(Dataset rows about figures)
● ● ●
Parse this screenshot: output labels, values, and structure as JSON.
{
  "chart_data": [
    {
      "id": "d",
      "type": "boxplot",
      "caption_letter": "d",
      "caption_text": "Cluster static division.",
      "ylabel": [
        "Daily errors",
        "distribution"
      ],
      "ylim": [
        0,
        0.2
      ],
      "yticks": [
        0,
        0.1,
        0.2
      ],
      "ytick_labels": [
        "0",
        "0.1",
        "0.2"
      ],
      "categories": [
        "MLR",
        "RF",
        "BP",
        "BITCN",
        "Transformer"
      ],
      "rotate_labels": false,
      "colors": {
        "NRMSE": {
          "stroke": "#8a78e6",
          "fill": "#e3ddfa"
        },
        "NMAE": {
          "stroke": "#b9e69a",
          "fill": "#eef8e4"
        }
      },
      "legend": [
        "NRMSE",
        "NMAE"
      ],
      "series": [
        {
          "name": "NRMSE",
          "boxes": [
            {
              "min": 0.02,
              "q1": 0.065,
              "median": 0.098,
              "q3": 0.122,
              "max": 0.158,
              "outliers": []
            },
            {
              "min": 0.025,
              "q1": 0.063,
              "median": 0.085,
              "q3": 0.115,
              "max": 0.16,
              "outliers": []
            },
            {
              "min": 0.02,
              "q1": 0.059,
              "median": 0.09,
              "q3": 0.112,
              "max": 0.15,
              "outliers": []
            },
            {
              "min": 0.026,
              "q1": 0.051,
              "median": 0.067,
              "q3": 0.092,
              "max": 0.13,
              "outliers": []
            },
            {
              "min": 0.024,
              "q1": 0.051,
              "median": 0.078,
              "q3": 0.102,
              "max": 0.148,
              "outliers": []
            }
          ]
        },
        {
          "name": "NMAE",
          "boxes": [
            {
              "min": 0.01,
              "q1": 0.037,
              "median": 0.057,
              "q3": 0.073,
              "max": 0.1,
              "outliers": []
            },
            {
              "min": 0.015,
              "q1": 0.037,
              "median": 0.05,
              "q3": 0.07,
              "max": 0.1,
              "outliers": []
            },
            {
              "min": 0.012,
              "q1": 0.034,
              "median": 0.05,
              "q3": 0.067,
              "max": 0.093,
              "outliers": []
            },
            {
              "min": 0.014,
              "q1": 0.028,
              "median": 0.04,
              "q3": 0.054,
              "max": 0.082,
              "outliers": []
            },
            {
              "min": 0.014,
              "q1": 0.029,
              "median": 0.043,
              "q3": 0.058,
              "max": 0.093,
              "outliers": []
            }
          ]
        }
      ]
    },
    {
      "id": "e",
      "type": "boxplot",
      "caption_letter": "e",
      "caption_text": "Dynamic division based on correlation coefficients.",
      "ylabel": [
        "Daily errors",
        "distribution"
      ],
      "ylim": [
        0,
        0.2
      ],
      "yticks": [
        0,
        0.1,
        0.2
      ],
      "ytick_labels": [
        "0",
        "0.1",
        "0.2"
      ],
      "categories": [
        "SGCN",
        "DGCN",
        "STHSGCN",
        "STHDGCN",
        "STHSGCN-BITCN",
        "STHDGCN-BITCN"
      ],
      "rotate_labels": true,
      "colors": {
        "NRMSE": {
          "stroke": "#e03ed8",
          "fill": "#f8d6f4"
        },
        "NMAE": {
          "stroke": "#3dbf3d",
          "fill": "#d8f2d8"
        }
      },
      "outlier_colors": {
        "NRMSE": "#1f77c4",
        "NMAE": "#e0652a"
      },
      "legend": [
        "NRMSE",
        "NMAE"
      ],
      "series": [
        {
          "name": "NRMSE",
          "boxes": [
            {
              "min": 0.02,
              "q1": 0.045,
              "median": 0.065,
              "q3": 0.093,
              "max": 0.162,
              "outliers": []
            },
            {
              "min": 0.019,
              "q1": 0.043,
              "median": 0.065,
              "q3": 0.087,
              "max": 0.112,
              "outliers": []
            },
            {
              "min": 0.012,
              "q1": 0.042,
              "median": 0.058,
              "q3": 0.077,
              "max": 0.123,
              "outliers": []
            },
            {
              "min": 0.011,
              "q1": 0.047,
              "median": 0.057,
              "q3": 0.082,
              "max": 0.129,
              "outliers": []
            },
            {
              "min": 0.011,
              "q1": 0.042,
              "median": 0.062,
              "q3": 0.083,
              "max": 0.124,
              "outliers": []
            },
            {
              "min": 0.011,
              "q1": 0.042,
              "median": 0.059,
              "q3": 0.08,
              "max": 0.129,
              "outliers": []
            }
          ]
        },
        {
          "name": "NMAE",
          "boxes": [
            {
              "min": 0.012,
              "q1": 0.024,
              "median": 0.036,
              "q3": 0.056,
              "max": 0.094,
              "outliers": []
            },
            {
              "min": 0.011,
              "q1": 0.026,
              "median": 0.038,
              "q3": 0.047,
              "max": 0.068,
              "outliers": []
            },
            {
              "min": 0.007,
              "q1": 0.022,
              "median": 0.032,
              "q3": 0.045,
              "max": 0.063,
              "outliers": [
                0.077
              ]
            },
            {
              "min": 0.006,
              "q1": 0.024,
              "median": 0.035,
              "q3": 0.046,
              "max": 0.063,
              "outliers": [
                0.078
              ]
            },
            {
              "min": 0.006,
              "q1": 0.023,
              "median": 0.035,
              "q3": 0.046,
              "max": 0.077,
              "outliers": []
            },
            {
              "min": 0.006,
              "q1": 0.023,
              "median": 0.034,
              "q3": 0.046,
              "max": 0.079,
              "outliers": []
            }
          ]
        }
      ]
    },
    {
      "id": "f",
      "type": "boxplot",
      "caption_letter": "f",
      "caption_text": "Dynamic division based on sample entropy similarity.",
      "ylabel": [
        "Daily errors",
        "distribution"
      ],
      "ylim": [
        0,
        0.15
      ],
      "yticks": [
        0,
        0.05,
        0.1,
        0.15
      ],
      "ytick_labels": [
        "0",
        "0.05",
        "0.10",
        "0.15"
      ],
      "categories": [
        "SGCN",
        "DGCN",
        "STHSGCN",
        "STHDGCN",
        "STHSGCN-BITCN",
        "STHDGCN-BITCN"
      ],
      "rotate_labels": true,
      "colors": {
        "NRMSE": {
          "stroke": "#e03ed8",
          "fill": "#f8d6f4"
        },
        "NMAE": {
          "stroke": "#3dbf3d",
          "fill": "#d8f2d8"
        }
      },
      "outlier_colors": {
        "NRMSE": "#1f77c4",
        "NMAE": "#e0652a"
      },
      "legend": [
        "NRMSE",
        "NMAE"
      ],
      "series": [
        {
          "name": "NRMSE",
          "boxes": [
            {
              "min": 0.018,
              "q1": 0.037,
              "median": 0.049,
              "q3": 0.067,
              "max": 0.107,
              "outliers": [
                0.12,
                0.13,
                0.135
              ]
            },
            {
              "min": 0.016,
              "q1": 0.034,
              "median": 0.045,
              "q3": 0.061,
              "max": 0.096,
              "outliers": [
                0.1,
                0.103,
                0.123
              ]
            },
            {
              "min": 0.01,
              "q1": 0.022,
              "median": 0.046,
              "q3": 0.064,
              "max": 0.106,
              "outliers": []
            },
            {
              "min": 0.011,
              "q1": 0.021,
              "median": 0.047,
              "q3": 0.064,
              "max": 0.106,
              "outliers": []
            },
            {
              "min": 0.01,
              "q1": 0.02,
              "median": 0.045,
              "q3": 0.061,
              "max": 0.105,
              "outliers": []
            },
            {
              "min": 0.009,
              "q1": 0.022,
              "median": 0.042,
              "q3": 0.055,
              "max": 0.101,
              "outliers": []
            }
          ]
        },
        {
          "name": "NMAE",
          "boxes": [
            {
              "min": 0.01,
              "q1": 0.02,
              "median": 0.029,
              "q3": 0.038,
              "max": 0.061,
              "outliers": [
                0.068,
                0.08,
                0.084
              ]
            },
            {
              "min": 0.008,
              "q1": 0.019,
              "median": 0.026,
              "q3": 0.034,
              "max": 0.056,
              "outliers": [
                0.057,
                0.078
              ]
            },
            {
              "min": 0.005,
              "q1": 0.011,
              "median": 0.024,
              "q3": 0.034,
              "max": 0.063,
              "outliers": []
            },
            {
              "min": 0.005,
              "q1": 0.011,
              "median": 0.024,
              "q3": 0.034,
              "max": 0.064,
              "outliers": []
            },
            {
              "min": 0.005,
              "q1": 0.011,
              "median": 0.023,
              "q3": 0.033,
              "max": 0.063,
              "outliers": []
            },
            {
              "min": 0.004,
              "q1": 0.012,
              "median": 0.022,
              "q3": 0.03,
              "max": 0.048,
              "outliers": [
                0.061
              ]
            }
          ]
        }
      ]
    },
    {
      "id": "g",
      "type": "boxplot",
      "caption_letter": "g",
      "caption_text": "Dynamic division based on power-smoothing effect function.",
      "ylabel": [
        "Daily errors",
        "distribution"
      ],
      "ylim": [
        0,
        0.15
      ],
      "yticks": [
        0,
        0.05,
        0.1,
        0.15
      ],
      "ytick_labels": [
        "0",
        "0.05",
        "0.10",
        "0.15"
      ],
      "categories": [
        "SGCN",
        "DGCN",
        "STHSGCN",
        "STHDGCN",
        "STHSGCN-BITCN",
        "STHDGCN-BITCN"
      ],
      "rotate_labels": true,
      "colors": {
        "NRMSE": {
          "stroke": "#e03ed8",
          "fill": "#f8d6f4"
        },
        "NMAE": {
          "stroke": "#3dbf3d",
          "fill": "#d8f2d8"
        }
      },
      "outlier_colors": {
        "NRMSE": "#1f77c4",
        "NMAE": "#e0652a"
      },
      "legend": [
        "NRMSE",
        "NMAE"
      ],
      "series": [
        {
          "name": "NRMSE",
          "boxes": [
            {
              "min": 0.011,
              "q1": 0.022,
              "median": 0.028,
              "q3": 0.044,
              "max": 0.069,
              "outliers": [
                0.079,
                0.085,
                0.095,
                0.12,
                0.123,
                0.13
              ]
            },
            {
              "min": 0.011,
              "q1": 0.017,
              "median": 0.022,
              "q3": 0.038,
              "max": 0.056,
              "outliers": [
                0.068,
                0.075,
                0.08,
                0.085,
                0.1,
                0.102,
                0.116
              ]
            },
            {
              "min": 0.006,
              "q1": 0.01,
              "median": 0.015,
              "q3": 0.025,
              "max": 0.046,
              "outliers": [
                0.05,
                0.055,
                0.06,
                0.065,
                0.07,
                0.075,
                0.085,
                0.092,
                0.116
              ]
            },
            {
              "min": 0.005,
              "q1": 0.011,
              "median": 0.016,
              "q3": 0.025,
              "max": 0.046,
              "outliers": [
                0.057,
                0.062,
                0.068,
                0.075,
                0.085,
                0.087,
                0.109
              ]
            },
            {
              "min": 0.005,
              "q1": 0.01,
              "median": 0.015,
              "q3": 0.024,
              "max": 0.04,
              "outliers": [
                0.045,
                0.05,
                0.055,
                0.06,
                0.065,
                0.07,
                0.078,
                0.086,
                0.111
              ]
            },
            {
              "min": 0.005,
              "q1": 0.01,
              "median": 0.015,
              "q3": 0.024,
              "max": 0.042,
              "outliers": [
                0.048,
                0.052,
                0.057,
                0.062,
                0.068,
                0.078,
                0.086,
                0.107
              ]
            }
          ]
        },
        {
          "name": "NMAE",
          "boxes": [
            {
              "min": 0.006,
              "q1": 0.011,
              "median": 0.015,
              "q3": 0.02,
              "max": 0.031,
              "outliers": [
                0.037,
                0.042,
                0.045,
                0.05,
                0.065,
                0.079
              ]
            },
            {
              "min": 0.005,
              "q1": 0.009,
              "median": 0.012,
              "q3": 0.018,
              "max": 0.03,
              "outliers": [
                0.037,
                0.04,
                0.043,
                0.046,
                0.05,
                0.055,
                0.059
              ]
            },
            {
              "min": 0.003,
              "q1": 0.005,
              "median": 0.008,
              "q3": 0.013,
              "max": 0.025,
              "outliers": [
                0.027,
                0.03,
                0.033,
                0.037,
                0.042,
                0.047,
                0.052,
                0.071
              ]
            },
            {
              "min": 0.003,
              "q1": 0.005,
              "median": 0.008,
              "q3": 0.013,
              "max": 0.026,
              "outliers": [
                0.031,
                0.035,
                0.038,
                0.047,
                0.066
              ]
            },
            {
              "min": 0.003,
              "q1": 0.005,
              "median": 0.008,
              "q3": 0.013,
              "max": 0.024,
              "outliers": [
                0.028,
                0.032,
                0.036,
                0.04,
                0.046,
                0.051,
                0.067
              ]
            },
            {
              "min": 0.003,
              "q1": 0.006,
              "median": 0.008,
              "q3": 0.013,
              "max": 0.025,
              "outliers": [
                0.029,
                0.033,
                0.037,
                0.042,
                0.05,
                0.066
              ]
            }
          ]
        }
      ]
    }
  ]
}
● ● ●
Exercise goal: Count every line of the records that holds the string "based". Write only the total.

Response to this task: 3